WRITTEN EXERCISE>
State the number of lines, and only that number, in which the word "Price" appears.

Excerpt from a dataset
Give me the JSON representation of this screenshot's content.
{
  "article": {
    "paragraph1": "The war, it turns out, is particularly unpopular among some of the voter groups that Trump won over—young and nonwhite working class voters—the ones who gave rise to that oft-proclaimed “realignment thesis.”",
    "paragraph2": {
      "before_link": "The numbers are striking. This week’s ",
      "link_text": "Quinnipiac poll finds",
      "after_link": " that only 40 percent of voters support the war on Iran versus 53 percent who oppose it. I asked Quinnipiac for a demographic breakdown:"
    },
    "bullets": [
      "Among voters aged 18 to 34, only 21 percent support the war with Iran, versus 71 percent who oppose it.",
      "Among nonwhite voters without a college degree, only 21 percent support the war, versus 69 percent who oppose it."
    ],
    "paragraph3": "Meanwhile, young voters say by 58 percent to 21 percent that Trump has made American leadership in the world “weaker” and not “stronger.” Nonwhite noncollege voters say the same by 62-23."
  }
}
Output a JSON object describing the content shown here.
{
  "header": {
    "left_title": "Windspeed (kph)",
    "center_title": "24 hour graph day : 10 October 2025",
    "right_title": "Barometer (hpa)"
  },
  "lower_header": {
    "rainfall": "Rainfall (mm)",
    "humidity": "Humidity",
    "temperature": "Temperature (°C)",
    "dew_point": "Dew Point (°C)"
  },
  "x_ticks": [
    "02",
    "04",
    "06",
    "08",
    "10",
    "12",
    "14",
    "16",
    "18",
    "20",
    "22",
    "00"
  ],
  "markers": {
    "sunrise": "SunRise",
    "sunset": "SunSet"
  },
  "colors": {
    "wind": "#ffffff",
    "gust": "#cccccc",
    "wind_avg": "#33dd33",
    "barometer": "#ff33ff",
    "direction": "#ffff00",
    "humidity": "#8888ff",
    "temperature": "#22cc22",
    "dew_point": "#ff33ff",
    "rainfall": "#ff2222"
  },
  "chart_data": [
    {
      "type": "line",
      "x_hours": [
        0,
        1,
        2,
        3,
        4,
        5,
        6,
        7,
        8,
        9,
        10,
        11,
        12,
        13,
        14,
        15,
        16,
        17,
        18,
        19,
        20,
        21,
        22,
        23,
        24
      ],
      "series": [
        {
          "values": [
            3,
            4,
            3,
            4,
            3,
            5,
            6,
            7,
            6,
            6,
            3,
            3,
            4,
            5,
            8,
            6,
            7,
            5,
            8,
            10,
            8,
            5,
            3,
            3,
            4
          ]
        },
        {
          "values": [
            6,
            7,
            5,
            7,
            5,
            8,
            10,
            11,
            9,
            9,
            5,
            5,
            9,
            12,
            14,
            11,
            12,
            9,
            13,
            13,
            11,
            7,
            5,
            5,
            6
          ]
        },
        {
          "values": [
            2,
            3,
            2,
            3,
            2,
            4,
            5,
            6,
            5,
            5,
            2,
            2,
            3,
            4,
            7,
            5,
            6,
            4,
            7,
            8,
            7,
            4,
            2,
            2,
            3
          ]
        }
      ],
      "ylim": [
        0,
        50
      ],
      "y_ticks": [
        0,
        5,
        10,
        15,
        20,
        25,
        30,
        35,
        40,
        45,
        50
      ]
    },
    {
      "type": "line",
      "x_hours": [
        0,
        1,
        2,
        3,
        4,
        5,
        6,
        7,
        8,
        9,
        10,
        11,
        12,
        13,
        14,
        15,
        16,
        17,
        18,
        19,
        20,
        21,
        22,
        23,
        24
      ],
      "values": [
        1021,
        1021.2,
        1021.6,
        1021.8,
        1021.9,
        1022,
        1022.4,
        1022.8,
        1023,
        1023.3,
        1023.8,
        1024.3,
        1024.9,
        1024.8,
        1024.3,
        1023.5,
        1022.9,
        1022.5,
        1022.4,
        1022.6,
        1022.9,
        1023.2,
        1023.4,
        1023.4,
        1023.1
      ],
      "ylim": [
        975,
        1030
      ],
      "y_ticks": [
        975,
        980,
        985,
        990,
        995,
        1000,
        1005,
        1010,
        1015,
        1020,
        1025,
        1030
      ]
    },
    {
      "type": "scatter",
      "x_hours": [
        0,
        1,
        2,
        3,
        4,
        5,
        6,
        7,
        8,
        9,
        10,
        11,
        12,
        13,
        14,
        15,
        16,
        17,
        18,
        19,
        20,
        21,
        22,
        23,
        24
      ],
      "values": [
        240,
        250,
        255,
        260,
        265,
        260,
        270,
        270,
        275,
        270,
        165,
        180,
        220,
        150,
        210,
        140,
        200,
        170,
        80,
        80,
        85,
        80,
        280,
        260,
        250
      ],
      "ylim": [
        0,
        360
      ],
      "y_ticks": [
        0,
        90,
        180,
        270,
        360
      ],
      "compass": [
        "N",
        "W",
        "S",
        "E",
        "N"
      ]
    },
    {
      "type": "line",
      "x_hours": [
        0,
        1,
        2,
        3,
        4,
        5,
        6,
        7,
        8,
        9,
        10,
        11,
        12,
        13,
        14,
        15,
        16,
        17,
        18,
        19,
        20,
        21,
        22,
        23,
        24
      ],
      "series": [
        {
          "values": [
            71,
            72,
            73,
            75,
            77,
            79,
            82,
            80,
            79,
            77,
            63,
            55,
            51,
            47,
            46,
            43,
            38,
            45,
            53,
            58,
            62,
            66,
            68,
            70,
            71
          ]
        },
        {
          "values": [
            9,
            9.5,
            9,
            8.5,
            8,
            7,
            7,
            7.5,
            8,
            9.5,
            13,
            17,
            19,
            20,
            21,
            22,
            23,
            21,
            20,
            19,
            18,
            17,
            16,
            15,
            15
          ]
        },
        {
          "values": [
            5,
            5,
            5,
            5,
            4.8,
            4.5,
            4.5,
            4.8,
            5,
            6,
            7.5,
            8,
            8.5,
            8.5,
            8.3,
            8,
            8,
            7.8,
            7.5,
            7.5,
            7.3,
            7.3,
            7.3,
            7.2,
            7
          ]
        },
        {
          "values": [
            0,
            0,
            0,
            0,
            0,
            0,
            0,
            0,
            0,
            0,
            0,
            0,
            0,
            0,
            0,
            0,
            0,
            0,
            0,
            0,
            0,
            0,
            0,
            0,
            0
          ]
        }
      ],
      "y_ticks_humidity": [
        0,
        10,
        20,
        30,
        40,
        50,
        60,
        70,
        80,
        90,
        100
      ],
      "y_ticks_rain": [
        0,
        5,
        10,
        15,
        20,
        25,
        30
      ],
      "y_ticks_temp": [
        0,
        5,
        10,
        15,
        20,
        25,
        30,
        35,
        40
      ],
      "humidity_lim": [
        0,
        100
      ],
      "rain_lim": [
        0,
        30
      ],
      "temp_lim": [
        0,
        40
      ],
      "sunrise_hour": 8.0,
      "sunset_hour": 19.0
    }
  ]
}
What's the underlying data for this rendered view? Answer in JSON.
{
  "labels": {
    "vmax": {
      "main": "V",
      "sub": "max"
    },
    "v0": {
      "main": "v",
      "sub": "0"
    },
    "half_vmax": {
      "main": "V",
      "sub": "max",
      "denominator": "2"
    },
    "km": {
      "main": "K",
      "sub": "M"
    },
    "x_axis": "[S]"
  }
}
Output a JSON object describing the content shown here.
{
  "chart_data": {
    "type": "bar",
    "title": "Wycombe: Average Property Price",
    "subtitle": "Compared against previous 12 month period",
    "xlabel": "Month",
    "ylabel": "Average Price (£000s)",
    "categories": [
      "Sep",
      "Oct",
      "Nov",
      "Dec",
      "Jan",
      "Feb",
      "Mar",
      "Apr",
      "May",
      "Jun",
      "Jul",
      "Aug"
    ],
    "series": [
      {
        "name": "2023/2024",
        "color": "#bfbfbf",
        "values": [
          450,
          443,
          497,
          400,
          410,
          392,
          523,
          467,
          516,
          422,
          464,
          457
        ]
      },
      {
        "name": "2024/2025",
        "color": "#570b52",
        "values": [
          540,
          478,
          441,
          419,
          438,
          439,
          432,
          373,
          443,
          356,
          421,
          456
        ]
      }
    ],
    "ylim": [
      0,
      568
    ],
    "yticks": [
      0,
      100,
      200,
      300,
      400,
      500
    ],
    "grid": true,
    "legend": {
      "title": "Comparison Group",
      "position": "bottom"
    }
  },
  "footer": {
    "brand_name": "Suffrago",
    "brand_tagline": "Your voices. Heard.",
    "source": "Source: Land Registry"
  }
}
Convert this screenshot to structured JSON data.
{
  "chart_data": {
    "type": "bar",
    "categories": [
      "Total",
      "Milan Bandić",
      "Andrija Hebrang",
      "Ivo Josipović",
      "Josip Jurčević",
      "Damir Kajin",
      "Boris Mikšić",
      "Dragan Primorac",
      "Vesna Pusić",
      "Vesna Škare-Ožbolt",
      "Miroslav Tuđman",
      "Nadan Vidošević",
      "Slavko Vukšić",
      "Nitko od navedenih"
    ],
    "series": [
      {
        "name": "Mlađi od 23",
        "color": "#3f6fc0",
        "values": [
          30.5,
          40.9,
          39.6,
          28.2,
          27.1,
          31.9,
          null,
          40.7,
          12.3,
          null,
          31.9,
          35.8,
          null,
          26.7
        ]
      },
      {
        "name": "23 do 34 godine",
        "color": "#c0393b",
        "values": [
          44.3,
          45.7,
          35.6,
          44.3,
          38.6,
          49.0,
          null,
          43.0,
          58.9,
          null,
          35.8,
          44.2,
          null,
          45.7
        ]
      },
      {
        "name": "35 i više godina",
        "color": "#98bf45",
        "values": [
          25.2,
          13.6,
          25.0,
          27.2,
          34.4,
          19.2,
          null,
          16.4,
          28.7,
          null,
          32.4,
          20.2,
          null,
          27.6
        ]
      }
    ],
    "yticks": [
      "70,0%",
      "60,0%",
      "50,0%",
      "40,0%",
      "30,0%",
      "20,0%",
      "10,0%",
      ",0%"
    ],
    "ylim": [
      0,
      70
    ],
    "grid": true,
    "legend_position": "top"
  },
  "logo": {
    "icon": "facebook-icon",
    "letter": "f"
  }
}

SOLUTION BELOW>
2